- PROVIDED TEXT -
Begonia
Everyone dies. Life goes on.
Two conspiracy theorists kidnap the CEO of a pharmaceutical conglomerate, believing that she is an alien who is planning to destroy Earth.

Bugonia is the English-language adaptation/remake of the 2003 South Korean film Save the Green Planet! by Jang Joon-hwan. I have yet to see Save the Green Planet! but a lot of people seem to consider it to be the one of the more important Korean movies of the century apparently, so I suppose I should probably make an effort to see it.
And after seeing Bugonia, I am definitely interested.
Jang Joon-hwan was supposed to direct Bugonia too, but they stepped out of the director’s chair, citing health concerns, but remained on as an executive producer. This led to the multiple Oscar-nominated Director, Yorgos Lanthimos, being hired as director. This is what drew me to Bugonia. A talented and innovative filmmaker with an incredible eye and an absurdist style, Lanthimos makes dark comedies that feature violent and often sexually explicit content, usually in eccentric settings, and often with heavy sociopolitical themes. And much like any filmmaker who has such a recognizable styles, on occasion, he can get a little lost in it. But while Kinds of Kindness (2024) was a bit of a misfire, between The Lobster (2015), The Killing of a Sacred Deer (2017), The Favourite (2018), and Poor Things (2023), I’m definitely a fan.

- SUPPLIED INFORMATION -
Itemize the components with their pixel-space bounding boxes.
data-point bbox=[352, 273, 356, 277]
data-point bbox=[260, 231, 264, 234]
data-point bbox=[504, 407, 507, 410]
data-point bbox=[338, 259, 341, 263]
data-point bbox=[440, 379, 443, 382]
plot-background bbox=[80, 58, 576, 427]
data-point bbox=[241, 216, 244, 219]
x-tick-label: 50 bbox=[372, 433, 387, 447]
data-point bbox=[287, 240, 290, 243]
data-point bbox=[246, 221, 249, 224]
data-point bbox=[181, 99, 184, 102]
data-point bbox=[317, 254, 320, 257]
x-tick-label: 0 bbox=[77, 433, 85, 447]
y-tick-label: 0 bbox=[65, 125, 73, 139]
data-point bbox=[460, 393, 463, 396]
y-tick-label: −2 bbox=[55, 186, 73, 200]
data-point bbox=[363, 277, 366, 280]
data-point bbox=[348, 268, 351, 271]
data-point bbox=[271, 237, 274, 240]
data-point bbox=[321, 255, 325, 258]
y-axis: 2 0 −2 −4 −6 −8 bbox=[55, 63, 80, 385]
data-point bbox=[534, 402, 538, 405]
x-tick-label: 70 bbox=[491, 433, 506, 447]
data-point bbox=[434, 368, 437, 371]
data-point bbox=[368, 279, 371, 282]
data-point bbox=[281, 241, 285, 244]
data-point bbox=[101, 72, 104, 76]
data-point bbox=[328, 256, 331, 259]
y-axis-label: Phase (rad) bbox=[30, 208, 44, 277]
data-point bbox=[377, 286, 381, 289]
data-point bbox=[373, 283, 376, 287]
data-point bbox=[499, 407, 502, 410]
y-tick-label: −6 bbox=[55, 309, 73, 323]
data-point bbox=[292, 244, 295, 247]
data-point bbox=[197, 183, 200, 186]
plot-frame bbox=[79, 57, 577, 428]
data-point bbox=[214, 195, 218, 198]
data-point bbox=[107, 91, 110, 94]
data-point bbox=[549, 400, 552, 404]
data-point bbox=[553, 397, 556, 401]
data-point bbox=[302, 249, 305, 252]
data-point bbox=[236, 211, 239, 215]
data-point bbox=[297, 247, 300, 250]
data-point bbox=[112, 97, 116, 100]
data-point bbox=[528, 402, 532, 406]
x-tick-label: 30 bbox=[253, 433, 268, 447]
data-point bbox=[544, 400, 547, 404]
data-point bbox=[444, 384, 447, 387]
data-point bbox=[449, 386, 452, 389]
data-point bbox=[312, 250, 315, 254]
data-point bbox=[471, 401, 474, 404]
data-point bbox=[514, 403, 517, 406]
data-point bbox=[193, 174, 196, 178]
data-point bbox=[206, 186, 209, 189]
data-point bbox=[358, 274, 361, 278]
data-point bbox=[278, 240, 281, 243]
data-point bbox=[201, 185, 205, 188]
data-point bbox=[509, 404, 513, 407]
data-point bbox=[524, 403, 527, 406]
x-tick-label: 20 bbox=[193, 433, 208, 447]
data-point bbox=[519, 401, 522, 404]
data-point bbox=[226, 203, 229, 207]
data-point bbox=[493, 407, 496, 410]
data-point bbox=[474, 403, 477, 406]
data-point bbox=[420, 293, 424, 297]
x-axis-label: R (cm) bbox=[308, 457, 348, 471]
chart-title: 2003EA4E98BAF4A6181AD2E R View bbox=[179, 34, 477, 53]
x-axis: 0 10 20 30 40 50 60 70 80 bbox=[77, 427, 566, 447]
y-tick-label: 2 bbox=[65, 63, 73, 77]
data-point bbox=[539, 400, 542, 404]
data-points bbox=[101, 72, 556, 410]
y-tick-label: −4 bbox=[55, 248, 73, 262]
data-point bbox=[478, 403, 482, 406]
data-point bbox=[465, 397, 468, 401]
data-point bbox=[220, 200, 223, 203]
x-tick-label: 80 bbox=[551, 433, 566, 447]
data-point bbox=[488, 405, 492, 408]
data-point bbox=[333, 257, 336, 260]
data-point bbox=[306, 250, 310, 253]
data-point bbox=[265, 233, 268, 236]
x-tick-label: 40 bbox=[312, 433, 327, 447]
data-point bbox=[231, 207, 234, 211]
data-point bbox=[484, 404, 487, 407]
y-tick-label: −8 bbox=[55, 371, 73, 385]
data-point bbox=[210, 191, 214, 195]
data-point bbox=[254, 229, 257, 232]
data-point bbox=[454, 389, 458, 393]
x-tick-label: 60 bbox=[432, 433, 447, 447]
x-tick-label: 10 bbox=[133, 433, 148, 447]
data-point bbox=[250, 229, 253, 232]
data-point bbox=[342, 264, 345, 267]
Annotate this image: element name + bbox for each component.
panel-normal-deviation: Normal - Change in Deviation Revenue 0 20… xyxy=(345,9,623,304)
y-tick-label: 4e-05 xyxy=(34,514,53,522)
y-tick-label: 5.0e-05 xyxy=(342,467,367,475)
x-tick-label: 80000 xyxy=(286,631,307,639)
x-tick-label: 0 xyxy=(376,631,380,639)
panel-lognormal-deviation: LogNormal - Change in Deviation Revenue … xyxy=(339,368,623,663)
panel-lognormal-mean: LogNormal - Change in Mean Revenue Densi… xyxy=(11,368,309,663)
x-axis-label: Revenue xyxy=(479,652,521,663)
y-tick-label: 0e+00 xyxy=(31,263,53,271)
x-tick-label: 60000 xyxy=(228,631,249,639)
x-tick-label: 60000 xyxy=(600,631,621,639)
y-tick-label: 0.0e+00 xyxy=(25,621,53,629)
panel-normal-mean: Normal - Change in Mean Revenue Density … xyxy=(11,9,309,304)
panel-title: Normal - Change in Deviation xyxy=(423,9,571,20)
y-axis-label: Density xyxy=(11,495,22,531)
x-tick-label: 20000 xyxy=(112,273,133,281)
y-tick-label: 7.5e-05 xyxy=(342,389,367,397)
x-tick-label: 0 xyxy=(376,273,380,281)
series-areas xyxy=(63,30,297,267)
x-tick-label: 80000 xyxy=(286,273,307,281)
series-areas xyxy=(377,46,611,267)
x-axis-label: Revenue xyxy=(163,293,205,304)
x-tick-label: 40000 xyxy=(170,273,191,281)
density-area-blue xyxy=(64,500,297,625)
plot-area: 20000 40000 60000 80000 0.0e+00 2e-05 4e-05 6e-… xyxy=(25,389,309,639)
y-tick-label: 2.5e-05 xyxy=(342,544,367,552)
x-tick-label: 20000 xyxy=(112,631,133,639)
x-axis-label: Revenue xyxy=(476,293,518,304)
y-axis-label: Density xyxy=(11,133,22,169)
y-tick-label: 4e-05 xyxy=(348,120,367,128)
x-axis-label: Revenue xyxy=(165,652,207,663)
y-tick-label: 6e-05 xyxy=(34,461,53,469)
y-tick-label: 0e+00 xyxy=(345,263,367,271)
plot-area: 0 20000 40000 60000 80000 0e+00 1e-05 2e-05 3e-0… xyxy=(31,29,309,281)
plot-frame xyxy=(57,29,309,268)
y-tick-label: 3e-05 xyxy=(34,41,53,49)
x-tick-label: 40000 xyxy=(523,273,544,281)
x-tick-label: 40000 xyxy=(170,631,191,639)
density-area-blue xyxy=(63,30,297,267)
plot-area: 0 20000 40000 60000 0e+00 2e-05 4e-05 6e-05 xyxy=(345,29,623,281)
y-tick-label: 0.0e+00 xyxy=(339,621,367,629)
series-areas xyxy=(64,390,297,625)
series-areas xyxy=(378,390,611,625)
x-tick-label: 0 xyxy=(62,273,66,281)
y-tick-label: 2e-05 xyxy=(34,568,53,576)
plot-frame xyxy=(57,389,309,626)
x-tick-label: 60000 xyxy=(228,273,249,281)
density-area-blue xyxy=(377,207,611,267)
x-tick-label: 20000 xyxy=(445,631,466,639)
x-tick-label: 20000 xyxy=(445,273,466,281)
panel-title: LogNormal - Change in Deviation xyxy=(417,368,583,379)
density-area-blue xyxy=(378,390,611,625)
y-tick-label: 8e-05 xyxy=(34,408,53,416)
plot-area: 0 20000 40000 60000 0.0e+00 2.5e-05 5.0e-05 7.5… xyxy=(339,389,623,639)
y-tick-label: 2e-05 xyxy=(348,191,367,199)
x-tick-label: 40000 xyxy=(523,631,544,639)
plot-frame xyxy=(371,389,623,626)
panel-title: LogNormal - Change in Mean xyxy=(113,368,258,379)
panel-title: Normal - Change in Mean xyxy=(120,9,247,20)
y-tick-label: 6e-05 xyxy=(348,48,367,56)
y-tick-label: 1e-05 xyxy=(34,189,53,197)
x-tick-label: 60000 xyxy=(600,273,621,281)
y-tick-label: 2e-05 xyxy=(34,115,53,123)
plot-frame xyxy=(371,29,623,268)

- ACTIONS TO TAKE -
1. In the Bugonia review, which director was hired after Jang Joon-hwan stepped out of the director's chair?
2. In the Bugonia review, rewrite the stretch from "Two conspiracy theorists" through "effort to see it.", swapping "conspiracy theorists" for "amateur investigators".
3. Pick up the Bugonia review after its final sentence and write the next part.

- ANSWER SET -
1. Yorgos Lanthimos

2.
Two amateur investigators kidnap the CEO of a pharmaceutical conglomerate, believing that she is an alien who is planning to destroy Earth.

Bugonia is the English-language adaptation/remake of the 2003 South Korean film Save the Green Planet! by Jang Joon-hwan. I have yet to see Save the Green Planet! but a lot of people seem to consider it to be the one of the more important Korean movies of the century apparently, so I suppose I should probably make an effort to see it.

3.
Lanthimos co-writes most of his films, with The Favourite and Poor Things being notable exceptions. Bugonia is the same. The adaptation was written by Will Tracy, who co-wrote The Menu, a film with great ideas and great dialogue, but one that didn’t quite connect at the end.
But while Bugonia definitely stumbles in some ways typical to both Lanthimos and Tracy, the pair’s strengths definitely outweighs their failings here.

So...
Teddy Gatz and his autistic cousin Don live on their family farm. They keep bees and spend their days training their minds and bodies, deeply immersed in the world of online conspiracy theories, and eventually chemically castrating each other in order to clear their minds and focus on stopping a coming alien invasion.
Michelle Fuller is the CEO of the pharmaceutical conglomerate Auxolith. After a few high-profile public corporate stumbles, Michelle is struggling to maintain the appearance of being a good boss who encourages her employees to have a healthy work/life balance, all while driving them relentlessly to produce.

Teddy blames Michelle for the fact that his mother is lying in a coma in the hospital after she participated in an Auxolith clinical drug trial. He believes that Michelle is responsible because she is secretly a member of an alien species known as the Andromedans. He believes that the Andromedans are not only responsible for poisoning humanity, like they did to his mother, but for causing the dying-off of Earth's honeybees, for destroying the world’s climate, and for generally dulling the minds of humanity, forcing everyone into a vacant-eyed, cow-like slavery.
Determined to save humanity, Teddy and Don kidnap Michelle.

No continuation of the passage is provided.